STATED GOAL: Using the data below, gather each line that includes the word "than".

Records excerpted from a collection

□ □ □ □ □ □ □

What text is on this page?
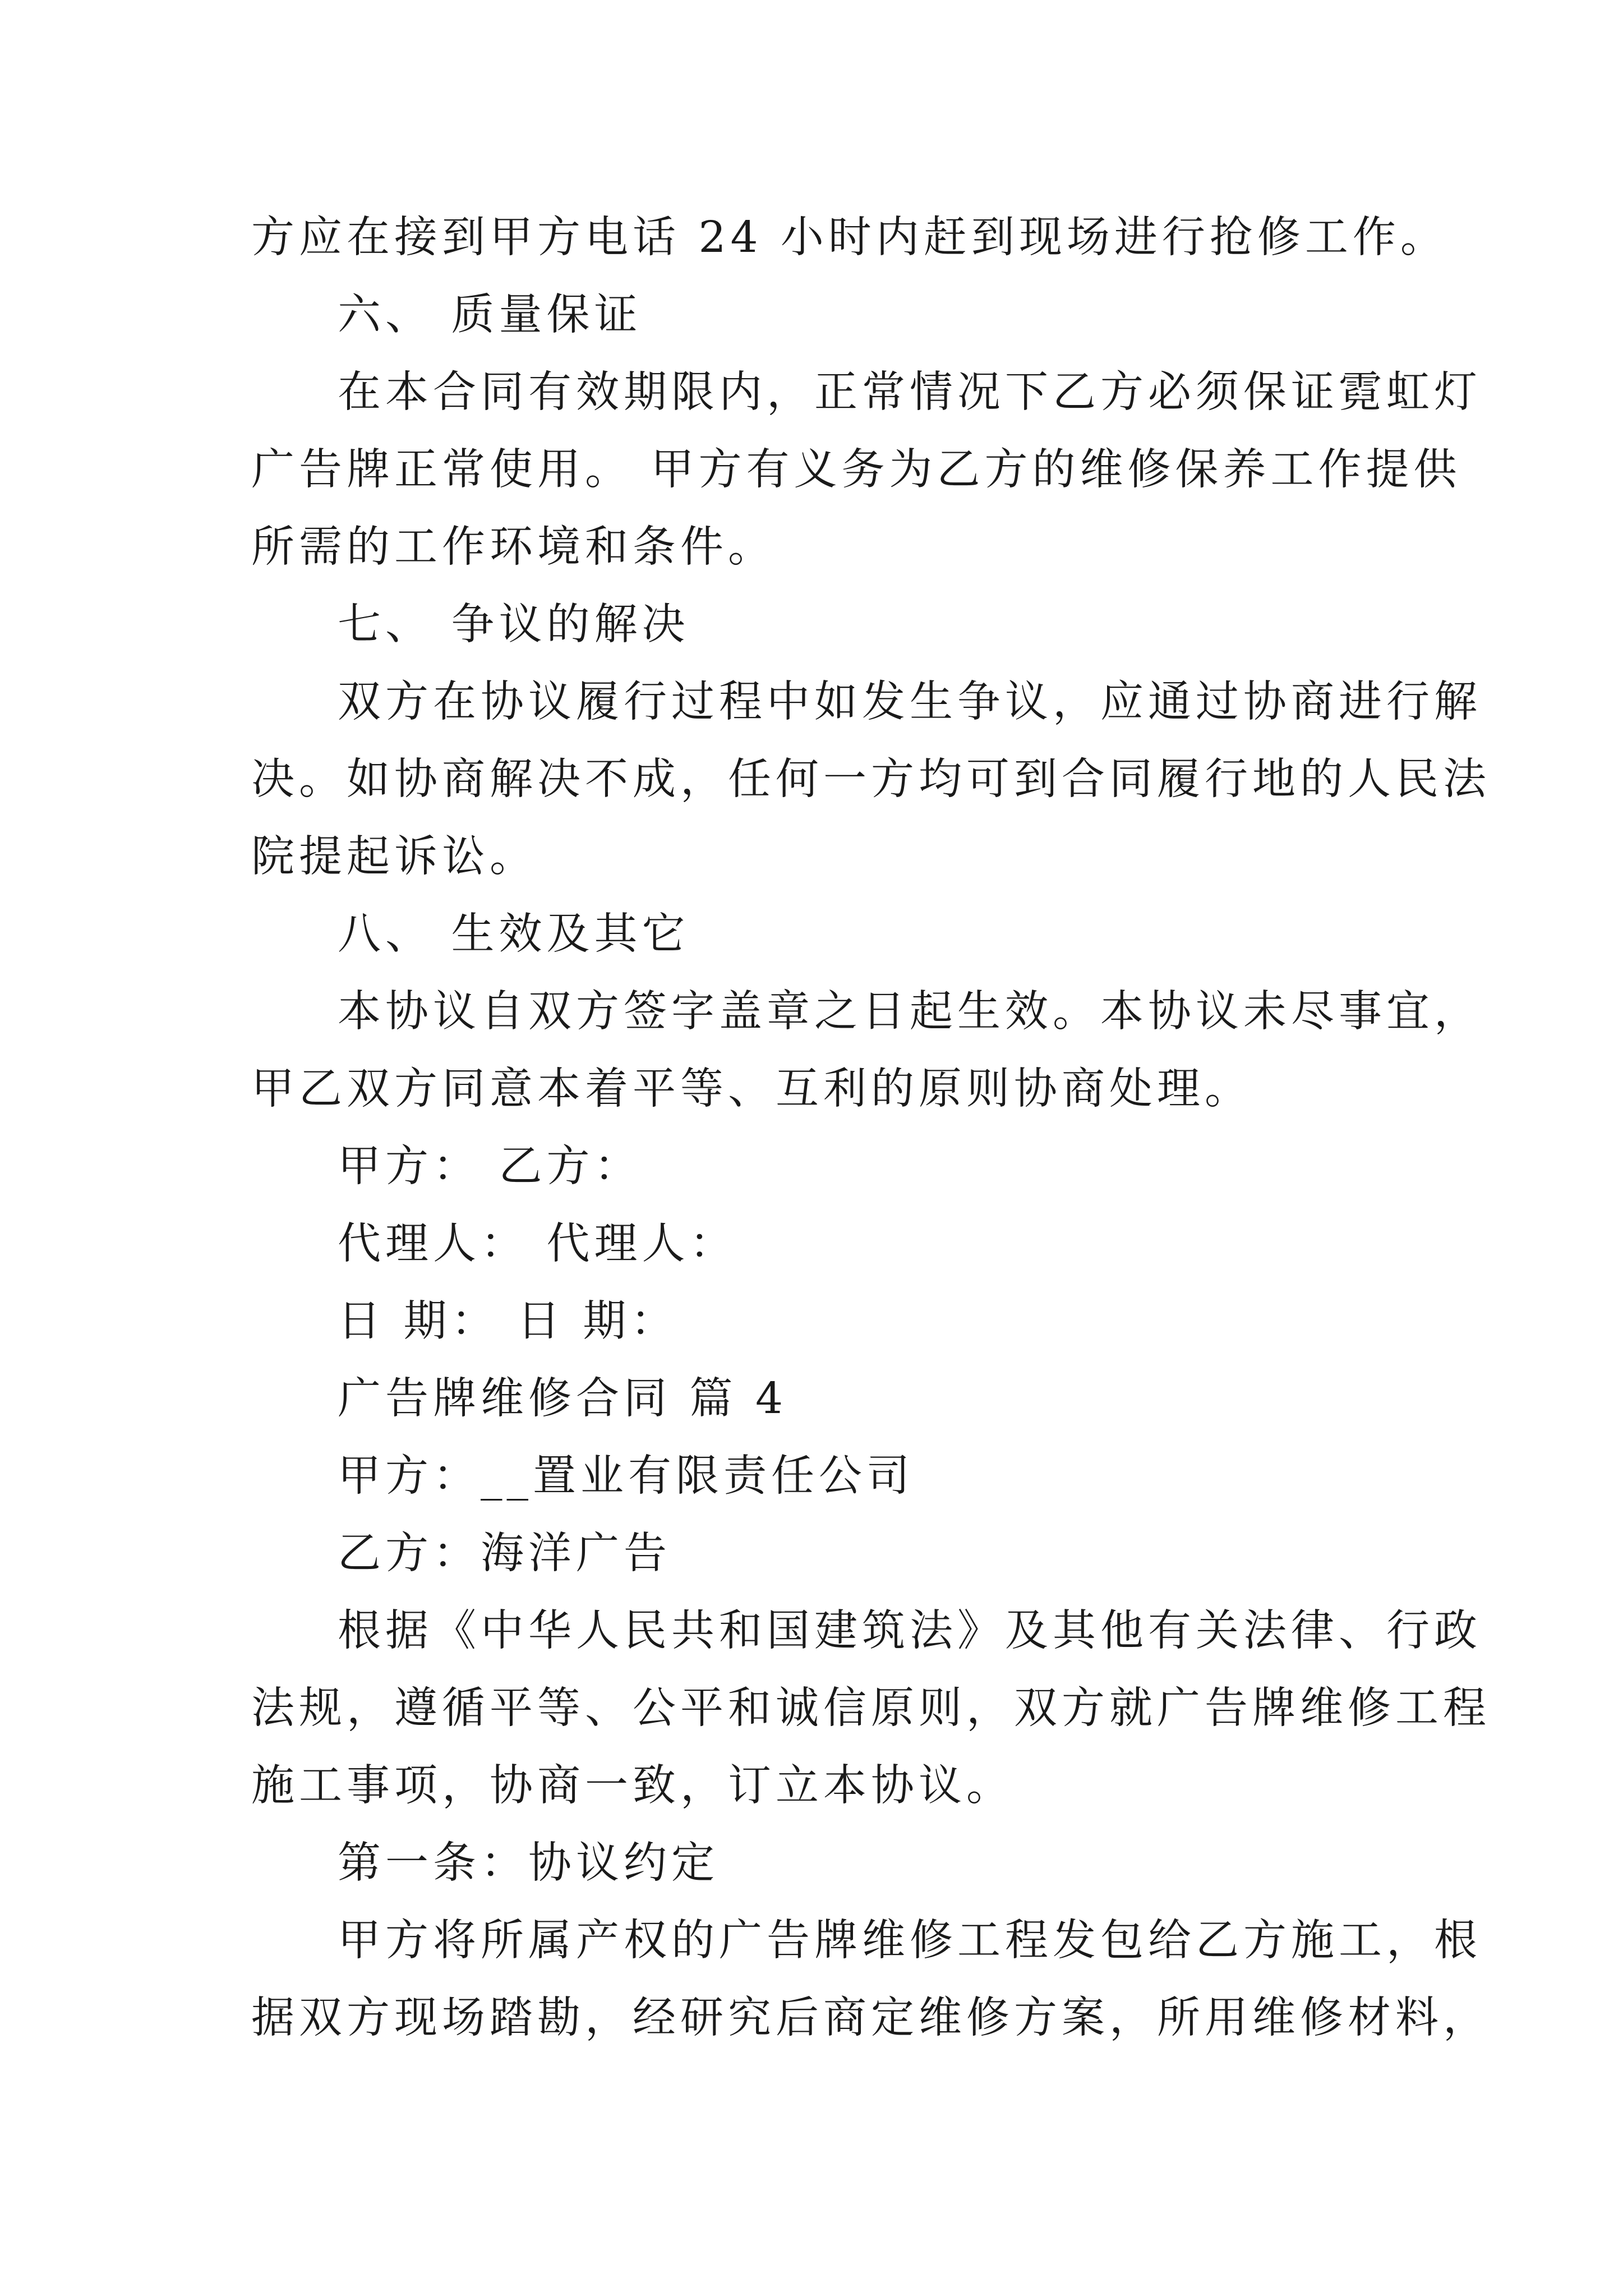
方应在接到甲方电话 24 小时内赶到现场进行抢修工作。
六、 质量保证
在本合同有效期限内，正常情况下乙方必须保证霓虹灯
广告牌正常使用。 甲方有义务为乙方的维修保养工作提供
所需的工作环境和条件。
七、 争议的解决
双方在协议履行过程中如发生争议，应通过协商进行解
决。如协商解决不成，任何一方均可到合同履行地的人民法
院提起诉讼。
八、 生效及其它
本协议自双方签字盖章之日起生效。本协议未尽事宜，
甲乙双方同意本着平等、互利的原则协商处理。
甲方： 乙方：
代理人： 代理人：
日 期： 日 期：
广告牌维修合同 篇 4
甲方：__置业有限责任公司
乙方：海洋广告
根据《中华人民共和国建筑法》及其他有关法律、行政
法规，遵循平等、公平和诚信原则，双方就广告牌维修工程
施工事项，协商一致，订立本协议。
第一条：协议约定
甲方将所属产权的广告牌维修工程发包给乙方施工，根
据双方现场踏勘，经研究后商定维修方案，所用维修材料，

□ □ □ □ □ □ □

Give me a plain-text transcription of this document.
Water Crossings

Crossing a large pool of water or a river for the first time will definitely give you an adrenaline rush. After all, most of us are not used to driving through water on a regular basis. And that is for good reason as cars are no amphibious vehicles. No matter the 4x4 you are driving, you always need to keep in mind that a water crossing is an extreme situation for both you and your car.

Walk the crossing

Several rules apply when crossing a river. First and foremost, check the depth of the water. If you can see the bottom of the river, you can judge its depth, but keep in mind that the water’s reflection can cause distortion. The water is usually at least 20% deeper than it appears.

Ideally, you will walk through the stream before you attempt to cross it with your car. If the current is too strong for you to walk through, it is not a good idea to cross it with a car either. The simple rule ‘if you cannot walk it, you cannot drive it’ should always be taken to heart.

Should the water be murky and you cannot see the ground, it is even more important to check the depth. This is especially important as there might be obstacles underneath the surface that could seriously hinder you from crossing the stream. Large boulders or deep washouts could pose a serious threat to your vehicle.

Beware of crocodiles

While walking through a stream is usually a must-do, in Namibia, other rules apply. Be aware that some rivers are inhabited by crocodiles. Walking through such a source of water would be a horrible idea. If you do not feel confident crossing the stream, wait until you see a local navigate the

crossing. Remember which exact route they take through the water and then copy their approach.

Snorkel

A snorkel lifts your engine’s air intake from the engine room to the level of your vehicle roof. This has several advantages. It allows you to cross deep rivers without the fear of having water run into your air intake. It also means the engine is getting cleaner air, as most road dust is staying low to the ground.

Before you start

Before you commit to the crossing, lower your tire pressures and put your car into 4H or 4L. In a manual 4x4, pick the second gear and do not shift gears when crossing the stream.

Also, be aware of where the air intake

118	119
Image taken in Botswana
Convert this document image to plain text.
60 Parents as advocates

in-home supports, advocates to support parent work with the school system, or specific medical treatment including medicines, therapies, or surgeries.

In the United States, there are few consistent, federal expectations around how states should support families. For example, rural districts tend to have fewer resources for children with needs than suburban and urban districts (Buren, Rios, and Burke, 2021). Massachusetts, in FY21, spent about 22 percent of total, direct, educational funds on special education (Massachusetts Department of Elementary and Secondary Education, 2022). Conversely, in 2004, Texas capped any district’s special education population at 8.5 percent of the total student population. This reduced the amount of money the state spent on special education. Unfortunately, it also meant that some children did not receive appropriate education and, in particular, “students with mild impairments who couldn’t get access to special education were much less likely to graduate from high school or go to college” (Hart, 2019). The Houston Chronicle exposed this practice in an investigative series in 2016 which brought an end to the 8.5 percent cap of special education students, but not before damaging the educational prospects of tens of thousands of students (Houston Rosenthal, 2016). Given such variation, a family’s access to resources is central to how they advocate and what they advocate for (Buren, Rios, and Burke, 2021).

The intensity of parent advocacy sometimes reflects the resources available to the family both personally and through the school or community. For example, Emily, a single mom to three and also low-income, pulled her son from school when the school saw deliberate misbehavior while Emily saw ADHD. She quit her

□ □ □ □ □ □ □

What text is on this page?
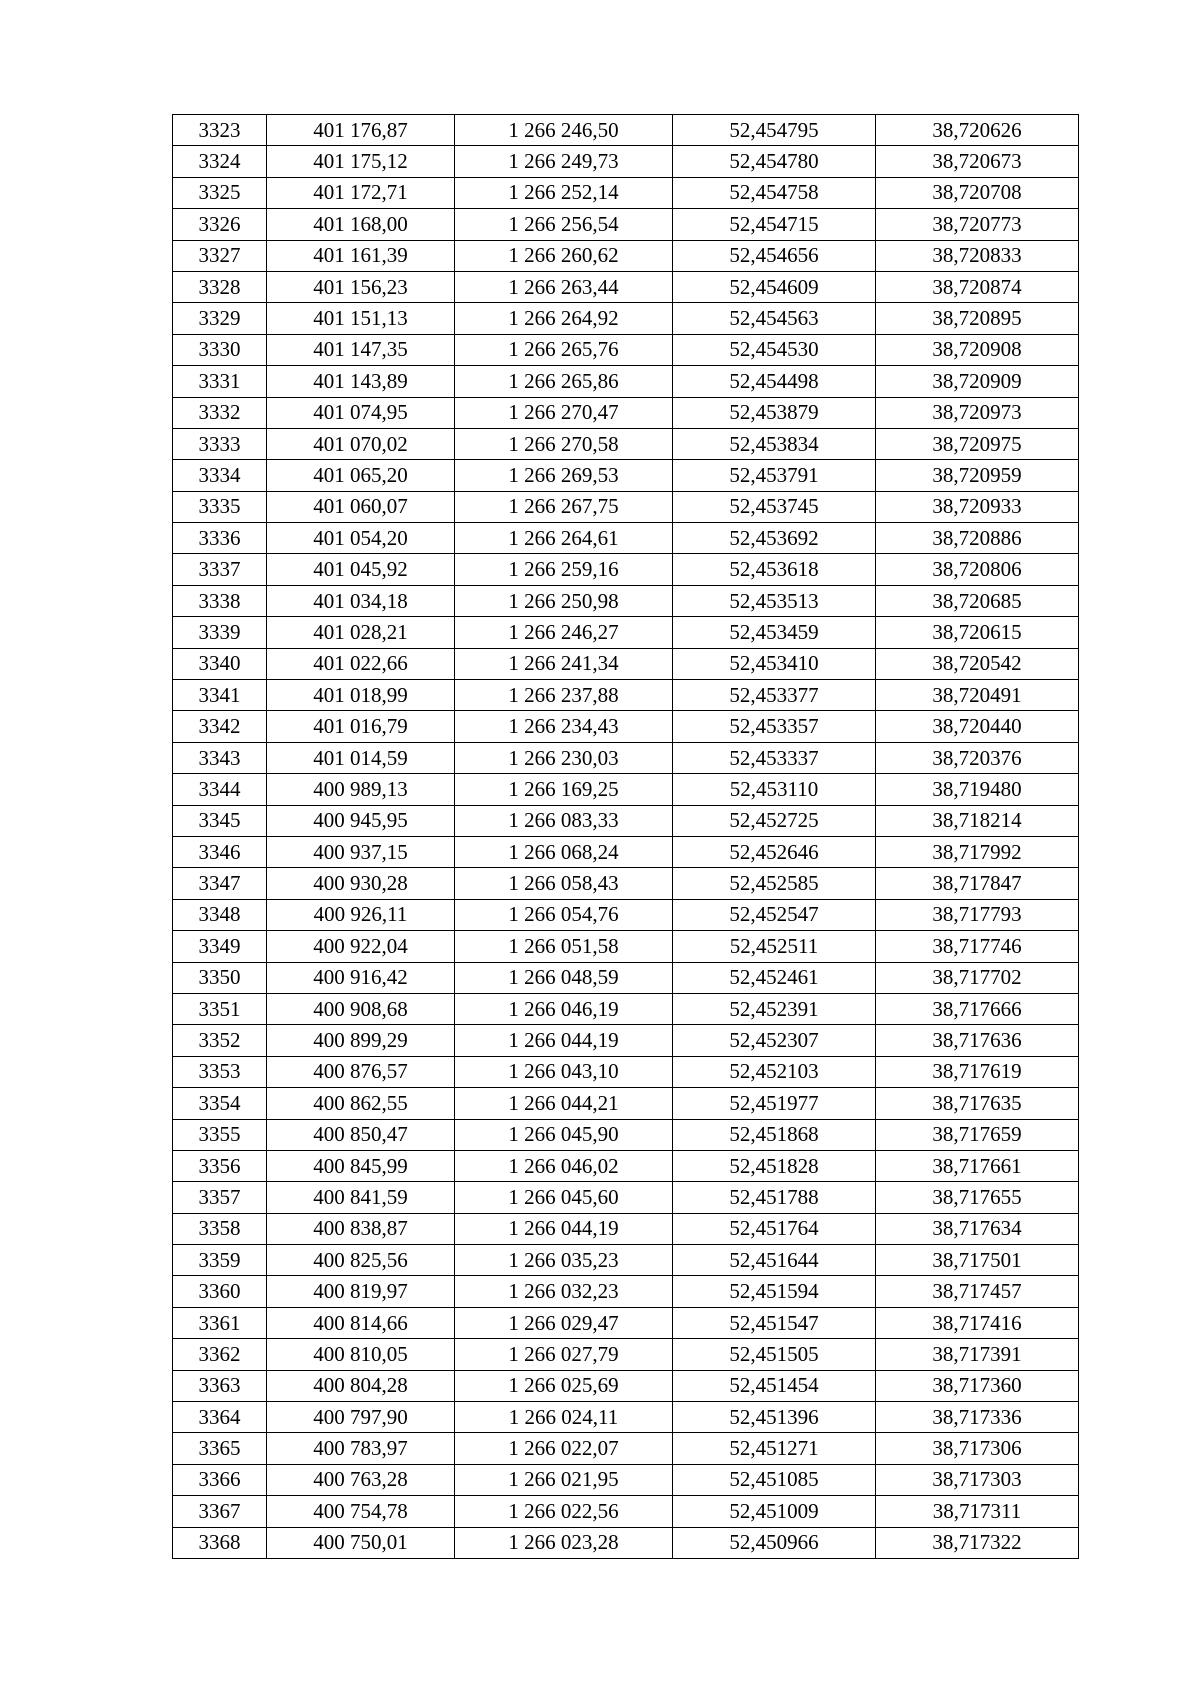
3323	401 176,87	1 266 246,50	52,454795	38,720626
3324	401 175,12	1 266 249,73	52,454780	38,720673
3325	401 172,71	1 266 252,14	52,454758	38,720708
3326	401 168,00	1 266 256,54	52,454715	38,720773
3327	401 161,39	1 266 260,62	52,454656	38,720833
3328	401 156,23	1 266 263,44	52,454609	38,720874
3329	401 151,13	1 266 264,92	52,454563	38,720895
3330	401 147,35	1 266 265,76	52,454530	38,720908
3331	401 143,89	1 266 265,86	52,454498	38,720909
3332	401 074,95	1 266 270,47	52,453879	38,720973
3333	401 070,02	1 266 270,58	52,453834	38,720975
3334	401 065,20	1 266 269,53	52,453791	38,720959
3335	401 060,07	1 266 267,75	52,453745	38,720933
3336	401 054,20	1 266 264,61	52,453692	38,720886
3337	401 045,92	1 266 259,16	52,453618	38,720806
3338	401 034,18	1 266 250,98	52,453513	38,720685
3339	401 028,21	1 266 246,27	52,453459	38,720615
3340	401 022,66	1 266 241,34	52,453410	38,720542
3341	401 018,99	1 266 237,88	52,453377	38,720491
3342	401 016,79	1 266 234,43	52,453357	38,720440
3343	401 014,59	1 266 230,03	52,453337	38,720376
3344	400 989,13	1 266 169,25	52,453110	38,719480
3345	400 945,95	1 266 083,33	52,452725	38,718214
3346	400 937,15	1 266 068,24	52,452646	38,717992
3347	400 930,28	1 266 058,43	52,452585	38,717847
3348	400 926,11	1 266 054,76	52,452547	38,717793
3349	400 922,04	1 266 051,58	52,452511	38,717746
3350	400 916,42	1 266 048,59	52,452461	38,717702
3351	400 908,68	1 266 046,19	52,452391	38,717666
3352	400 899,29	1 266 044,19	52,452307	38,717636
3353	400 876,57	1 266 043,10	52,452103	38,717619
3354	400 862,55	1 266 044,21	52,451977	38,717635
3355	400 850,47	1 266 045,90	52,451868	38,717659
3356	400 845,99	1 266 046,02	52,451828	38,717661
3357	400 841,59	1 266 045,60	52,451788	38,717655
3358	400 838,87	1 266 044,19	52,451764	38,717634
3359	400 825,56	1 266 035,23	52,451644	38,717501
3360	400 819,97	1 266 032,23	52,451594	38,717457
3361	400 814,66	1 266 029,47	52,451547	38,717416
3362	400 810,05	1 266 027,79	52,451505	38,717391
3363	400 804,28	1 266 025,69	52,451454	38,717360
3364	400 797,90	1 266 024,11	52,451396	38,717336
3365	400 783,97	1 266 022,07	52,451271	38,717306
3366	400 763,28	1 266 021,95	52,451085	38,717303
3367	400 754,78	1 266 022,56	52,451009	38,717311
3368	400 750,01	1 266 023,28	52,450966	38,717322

□ □ □ □ □ □ □

SOLUTION TO THIS TASK:
Several rules apply when crossing a river. First and foremost, check the depth of the water. If you can see the bottom of the river, you can judge its depth, but keep in mind that the water’s reflection can cause distortion. The water is usually at least 20% deeper than it appears.
In the United States, there are few consistent, federal expectations around how states should support families. For example, rural districts tend to have fewer resources for children with needs than suburban and urban districts (Buren, Rios, and Burke, 2021). Massachusetts, in FY21, spent about 22 percent of total, direct, educational funds on special education (Massachusetts Department of Elementary and Secondary Education, 2022). Conversely, in 2004, Texas capped any district’s special education population at 8.5 percent of the total student population. This reduced the amount of money the state spent on special education. Unfortunately, it also meant that some children did not receive appropriate education and, in particular, “students with mild impairments who couldn’t get access to special education were much less likely to graduate from high school or go to college” (Hart, 2019). The Houston Chronicle exposed this practice in an investigative series in 2016 which brought an end to the 8.5 percent cap of special education students, but not before damaging the educational prospects of tens of thousands of students (Houston Rosenthal, 2016). Given such variation, a family’s access to resources is central to how they advocate and what they advocate for (Buren, Rios, and Burke, 2021).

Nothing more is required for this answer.